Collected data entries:
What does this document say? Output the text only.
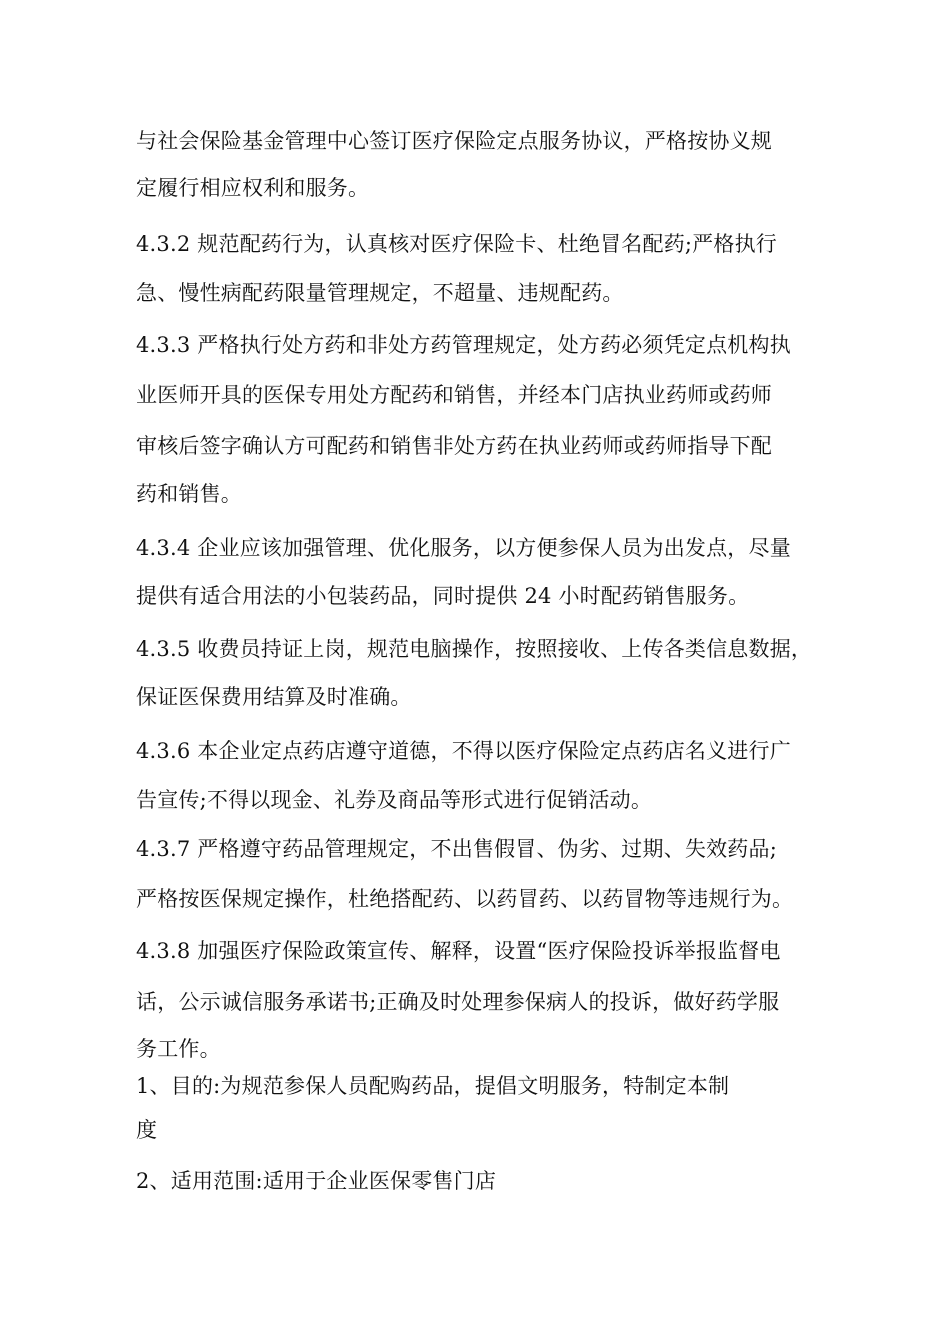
与社会保险基金管理中心签订医疗保险定点服务协议，严格按协义规
定履行相应权利和服务。
4.3.2 规范配药行为，认真核对医疗保险卡、杜绝冒名配药;严格执行
急、慢性病配药限量管理规定，不超量、违规配药。
4.3.3 严格执行处方药和非处方药管理规定，处方药必须凭定点机构执
业医师开具的医保专用处方配药和销售，并经本门店执业药师或药师
审核后签字确认方可配药和销售非处方药在执业药师或药师指导下配
药和销售。
4.3.4 企业应该加强管理、优化服务，以方便参保人员为出发点，尽量
提供有适合用法的小包装药品，同时提供 24 小时配药销售服务。
4.3.5 收费员持证上岗，规范电脑操作，按照接收、上传各类信息数据，
保证医保费用结算及时准确。
4.3.6 本企业定点药店遵守道德，不得以医疗保险定点药店名义进行广
告宣传;不得以现金、礼券及商品等形式进行促销活动。
4.3.7 严格遵守药品管理规定，不出售假冒、伪劣、过期、失效药品;
严格按医保规定操作，杜绝搭配药、以药冒药、以药冒物等违规行为。
4.3.8 加强医疗保险政策宣传、解释，设置“医疗保险投诉举报监督电
话，公示诚信服务承诺书;正确及时处理参保病人的投诉，做好药学服
务工作。
1、目的:为规范参保人员配购药品，提倡文明服务，特制定本制
度
2、适用范围:适用于企业医保零售门店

## CHALLENGE:
Leave out the pictures and print every line of the data exactly.

## FULL RESPONSE:
What does this document say? Output the text only.
与社会保险基金管理中心签订医疗保险定点服务协议，严格按协义规
定履行相应权利和服务。
4.3.2 规范配药行为，认真核对医疗保险卡、杜绝冒名配药;严格执行
急、慢性病配药限量管理规定，不超量、违规配药。
4.3.3 严格执行处方药和非处方药管理规定，处方药必须凭定点机构执
业医师开具的医保专用处方配药和销售，并经本门店执业药师或药师
审核后签字确认方可配药和销售非处方药在执业药师或药师指导下配
药和销售。
4.3.4 企业应该加强管理、优化服务，以方便参保人员为出发点，尽量
提供有适合用法的小包装药品，同时提供 24 小时配药销售服务。
4.3.5 收费员持证上岗，规范电脑操作，按照接收、上传各类信息数据，
保证医保费用结算及时准确。
4.3.6 本企业定点药店遵守道德，不得以医疗保险定点药店名义进行广
告宣传;不得以现金、礼券及商品等形式进行促销活动。
4.3.7 严格遵守药品管理规定，不出售假冒、伪劣、过期、失效药品;
严格按医保规定操作，杜绝搭配药、以药冒药、以药冒物等违规行为。
4.3.8 加强医疗保险政策宣传、解释，设置“医疗保险投诉举报监督电
话，公示诚信服务承诺书;正确及时处理参保病人的投诉，做好药学服
务工作。
1、目的:为规范参保人员配购药品，提倡文明服务，特制定本制
度
2、适用范围:适用于企业医保零售门店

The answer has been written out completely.